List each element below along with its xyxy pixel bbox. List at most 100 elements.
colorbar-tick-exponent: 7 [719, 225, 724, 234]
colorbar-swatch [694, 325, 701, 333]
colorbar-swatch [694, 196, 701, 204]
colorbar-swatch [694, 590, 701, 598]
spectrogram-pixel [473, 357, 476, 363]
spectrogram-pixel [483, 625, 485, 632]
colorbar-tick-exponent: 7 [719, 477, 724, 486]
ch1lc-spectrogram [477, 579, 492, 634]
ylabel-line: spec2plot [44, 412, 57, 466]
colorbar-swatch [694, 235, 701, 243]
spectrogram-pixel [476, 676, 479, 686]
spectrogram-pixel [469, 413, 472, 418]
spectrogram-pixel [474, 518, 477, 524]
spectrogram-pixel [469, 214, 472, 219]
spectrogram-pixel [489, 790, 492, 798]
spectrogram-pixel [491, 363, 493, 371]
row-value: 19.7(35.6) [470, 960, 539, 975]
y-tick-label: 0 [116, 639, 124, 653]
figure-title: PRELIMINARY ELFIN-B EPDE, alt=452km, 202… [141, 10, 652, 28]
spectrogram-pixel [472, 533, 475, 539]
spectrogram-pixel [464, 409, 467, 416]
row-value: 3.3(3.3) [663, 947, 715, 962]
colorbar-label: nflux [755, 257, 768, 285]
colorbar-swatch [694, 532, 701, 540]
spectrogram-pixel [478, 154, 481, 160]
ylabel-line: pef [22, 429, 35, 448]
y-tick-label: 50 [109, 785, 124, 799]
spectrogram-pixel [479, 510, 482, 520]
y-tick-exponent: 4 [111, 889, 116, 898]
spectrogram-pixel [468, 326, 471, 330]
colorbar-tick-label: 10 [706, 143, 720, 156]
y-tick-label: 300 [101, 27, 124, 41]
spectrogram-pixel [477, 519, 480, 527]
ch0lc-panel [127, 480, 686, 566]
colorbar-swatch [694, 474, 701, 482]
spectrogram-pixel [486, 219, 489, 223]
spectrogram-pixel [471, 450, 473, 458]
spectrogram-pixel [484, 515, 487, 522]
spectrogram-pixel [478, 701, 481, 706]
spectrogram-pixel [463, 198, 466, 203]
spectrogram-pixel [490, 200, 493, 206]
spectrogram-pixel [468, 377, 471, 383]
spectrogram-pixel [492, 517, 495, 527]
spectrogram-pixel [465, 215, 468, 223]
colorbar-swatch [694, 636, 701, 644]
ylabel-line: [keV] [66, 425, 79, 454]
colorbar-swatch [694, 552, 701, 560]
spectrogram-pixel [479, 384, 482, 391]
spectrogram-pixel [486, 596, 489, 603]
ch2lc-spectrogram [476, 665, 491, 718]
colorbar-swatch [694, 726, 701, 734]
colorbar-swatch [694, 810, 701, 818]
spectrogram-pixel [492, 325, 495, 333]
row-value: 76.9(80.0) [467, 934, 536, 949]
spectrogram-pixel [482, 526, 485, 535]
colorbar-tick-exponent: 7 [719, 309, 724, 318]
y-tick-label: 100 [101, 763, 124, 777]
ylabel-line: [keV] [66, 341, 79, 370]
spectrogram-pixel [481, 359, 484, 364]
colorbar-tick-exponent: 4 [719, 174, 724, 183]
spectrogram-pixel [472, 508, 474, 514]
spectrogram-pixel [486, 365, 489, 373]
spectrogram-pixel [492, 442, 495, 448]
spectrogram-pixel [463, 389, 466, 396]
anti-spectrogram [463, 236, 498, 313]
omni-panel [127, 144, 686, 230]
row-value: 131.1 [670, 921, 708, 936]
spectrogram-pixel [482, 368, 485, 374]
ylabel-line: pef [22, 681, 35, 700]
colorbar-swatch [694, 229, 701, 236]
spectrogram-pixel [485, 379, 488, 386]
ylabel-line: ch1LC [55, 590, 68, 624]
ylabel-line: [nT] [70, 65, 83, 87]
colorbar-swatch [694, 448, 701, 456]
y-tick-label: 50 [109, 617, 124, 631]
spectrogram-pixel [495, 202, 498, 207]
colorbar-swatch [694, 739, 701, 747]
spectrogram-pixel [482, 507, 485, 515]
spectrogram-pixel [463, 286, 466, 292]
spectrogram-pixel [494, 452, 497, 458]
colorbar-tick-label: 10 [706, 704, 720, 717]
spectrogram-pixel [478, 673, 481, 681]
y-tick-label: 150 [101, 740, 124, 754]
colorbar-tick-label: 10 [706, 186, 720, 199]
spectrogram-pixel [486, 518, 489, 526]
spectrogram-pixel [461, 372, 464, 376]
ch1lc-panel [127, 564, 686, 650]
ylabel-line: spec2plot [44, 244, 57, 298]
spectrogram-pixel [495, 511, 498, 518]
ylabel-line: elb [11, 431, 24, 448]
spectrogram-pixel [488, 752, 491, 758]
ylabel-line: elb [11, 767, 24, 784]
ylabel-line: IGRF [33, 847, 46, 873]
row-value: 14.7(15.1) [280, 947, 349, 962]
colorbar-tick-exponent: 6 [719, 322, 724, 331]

> WORK INSTRUCTIONS
Turn the material, starting at its first line and ending at the line that contains "ylabel-line: spec2plot [44, 412, 57, 466]", into a numbered list, leaving out any blank lines.

> SOLUTION BELOW
1. List each element below along with its xyxy pixel bbox. List at most 100 elements.
2. colorbar-tick-exponent: 7 [719, 225, 724, 234]
3. colorbar-swatch [694, 325, 701, 333]
4. colorbar-swatch [694, 196, 701, 204]
5. colorbar-swatch [694, 590, 701, 598]
6. spectrogram-pixel [473, 357, 476, 363]
7. spectrogram-pixel [483, 625, 485, 632]
8. colorbar-tick-exponent: 7 [719, 477, 724, 486]
9. ch1lc-spectrogram [477, 579, 492, 634]
10. ylabel-line: spec2plot [44, 412, 57, 466]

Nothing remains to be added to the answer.